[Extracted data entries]
-------------------------
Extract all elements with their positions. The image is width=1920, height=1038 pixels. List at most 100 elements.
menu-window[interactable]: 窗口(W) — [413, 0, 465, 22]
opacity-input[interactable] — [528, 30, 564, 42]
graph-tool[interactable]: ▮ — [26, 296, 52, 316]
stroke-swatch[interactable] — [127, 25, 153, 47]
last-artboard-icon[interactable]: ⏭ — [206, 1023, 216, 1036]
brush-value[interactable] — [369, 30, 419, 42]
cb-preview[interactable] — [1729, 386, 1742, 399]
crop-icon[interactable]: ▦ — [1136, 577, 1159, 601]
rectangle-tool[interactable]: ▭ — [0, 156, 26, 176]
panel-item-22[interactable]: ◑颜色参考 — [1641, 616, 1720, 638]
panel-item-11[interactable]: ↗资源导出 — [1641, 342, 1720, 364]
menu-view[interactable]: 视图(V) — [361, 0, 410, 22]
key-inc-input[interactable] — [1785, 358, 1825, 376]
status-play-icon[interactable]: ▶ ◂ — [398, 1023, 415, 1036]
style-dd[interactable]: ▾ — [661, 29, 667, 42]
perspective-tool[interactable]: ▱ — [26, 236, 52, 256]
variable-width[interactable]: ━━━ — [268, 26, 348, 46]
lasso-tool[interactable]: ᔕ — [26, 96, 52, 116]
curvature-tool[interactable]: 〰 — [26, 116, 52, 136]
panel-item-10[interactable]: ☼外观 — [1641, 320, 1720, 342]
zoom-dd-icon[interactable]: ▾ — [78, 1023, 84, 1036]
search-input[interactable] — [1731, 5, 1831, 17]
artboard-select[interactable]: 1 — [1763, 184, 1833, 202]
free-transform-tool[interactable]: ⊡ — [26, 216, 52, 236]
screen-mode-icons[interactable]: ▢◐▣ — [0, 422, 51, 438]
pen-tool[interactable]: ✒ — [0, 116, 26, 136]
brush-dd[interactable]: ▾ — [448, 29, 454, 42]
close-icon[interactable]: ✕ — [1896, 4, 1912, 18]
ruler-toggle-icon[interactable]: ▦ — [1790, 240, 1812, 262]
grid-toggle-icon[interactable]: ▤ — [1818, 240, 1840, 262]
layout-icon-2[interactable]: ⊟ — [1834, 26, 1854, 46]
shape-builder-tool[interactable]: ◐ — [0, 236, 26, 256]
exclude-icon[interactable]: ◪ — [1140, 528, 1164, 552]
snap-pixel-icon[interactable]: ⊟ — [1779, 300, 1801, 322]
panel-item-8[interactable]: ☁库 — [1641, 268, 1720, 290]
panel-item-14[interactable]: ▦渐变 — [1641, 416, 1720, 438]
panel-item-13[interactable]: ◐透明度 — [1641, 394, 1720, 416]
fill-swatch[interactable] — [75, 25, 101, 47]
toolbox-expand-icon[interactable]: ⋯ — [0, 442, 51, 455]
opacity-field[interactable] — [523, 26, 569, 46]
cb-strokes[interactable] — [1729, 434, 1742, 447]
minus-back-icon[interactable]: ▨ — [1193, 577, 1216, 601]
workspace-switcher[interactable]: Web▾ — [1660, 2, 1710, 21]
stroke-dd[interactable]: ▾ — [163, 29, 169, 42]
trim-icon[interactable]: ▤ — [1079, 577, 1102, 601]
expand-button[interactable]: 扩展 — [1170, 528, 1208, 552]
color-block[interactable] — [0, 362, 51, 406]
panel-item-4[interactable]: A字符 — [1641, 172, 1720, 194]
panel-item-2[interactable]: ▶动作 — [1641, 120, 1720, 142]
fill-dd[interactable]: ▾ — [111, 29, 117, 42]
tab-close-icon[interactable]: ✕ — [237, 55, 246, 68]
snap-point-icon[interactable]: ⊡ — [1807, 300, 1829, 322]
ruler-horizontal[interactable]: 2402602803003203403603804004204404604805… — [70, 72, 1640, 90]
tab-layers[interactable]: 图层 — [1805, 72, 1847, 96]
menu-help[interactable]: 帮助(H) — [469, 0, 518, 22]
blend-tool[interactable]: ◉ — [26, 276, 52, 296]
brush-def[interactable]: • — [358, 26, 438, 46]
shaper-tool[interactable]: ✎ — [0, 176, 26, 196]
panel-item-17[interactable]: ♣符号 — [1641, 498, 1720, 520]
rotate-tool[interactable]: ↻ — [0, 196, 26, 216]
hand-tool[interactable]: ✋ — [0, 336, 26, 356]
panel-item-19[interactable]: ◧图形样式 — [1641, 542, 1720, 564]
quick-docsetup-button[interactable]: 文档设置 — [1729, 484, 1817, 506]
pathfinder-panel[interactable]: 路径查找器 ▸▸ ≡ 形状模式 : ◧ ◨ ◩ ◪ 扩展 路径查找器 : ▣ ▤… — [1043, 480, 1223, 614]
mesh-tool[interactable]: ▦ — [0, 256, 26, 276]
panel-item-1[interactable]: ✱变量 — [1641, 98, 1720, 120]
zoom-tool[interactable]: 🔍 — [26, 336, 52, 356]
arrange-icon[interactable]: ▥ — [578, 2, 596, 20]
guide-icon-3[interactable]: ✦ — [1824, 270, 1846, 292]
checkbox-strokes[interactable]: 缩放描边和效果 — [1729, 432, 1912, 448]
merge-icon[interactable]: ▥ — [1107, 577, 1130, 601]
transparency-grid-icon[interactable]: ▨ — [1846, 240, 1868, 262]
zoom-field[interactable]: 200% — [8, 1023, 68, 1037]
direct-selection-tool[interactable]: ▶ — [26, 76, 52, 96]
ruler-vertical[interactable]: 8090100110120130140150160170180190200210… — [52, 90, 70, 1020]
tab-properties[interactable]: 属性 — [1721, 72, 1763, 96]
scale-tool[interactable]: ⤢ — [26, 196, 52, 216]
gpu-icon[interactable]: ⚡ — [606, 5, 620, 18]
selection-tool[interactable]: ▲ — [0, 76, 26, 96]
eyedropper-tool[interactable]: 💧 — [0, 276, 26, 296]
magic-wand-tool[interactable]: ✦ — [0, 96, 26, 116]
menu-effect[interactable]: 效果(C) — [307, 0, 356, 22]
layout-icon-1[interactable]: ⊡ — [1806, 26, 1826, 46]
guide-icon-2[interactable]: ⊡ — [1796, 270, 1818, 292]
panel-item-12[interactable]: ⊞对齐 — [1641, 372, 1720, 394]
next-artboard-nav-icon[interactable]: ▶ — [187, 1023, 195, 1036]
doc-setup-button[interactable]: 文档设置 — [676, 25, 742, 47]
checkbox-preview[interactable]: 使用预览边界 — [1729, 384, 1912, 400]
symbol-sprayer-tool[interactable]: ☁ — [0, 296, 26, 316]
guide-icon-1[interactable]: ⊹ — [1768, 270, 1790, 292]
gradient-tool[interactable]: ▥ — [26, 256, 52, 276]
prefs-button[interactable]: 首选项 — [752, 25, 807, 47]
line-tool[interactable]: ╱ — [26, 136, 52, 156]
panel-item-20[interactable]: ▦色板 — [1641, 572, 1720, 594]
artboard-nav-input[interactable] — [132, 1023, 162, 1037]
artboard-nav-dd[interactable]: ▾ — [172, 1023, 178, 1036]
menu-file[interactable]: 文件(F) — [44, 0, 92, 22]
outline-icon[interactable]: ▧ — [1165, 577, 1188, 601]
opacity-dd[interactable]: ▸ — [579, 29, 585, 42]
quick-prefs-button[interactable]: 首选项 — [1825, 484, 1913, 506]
-------------------------
--- Task objective ---
Write out the data word for word, starting at its first line and ending at the line that contains "panel-item-11[interactable]: ↗资源导出 —", with both of those lines included.

--- Correct answer ---
Extract all elements with their positions. The image is width=1920, height=1038 pixels. List at most 100 elements.
menu-window[interactable]: 窗口(W) — [413, 0, 465, 22]
opacity-input[interactable] — [528, 30, 564, 42]
graph-tool[interactable]: ▮ — [26, 296, 52, 316]
stroke-swatch[interactable] — [127, 25, 153, 47]
last-artboard-icon[interactable]: ⏭ — [206, 1023, 216, 1036]
brush-value[interactable] — [369, 30, 419, 42]
cb-preview[interactable] — [1729, 386, 1742, 399]
crop-icon[interactable]: ▦ — [1136, 577, 1159, 601]
rectangle-tool[interactable]: ▭ — [0, 156, 26, 176]
panel-item-22[interactable]: ◑颜色参考 — [1641, 616, 1720, 638]
panel-item-11[interactable]: ↗资源导出 — [1641, 342, 1720, 364]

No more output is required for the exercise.